▶ _Dataset records_:
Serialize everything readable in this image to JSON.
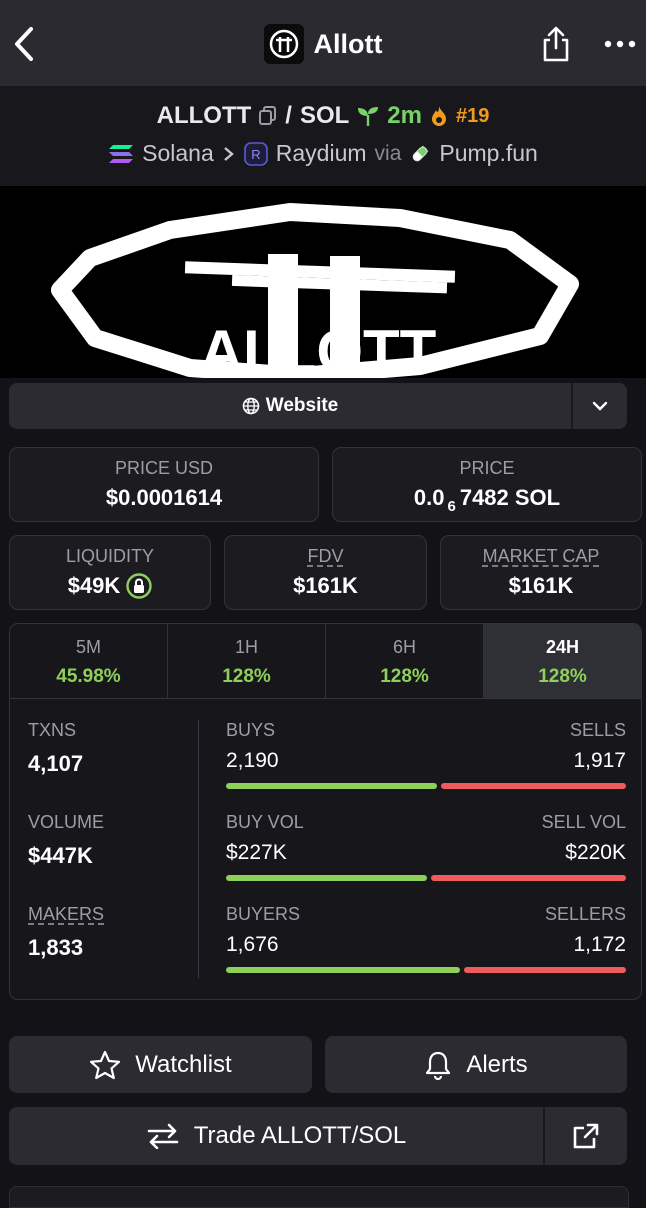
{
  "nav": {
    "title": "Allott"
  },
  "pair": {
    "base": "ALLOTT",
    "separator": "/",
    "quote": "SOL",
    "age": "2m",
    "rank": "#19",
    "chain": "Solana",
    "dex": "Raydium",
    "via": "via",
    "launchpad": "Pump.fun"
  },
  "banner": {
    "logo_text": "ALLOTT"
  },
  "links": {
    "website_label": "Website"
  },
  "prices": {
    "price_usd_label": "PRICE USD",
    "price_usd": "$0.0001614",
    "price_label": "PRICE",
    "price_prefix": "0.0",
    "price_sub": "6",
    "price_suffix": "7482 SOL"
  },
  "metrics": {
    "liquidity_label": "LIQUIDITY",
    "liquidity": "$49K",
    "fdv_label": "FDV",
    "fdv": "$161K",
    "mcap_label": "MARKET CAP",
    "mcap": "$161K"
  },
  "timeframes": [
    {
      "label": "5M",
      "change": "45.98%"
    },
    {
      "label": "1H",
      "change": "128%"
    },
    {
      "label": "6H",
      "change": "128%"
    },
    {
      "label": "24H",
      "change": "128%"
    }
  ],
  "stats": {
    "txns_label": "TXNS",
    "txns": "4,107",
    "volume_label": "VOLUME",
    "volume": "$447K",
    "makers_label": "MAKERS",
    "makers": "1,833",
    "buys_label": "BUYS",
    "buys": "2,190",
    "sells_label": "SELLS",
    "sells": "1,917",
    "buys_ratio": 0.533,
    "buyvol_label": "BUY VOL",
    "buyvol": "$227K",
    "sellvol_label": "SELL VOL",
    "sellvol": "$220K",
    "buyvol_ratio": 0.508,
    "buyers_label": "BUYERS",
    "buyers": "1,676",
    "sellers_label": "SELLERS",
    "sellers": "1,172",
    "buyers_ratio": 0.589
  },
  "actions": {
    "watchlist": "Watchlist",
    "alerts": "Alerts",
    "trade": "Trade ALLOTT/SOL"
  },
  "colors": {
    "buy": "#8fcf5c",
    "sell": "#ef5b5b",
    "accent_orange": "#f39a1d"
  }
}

--

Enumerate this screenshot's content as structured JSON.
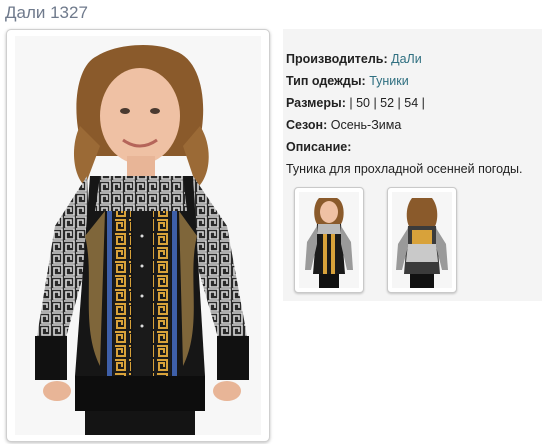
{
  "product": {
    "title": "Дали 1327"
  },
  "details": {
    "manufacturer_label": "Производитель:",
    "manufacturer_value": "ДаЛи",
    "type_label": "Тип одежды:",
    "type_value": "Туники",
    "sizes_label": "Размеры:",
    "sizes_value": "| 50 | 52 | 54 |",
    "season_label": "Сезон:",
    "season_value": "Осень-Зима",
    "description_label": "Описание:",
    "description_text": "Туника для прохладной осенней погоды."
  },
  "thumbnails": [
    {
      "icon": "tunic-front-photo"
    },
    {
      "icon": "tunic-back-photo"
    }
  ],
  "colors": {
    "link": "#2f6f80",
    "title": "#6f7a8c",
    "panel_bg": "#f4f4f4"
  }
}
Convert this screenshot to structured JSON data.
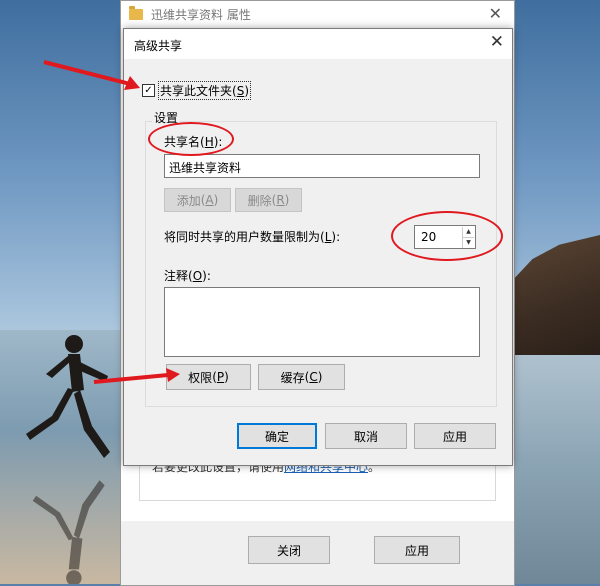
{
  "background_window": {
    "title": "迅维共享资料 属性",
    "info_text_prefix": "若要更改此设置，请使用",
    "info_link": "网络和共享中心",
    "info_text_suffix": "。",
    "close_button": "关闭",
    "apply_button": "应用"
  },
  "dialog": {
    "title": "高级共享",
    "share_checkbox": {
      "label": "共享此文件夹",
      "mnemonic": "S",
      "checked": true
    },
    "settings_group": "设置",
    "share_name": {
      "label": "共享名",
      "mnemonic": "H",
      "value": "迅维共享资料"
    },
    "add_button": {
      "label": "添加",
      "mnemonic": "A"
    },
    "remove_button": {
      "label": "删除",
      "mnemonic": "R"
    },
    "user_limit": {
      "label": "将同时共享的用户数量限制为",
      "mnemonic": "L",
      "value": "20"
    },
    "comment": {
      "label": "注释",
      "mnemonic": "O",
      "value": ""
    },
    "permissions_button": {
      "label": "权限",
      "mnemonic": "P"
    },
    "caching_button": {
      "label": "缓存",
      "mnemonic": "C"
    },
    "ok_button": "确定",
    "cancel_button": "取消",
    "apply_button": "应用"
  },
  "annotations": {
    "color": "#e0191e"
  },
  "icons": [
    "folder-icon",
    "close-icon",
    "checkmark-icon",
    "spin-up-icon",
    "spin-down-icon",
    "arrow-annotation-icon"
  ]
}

▶ _Task_: Look over the listing. Pull out every line with the string "screenshot" in it.

▶ _Answer to the problem_:
Enumerate this screenshot's content as structured JSON.
Convert this screenshot to structured JSON data.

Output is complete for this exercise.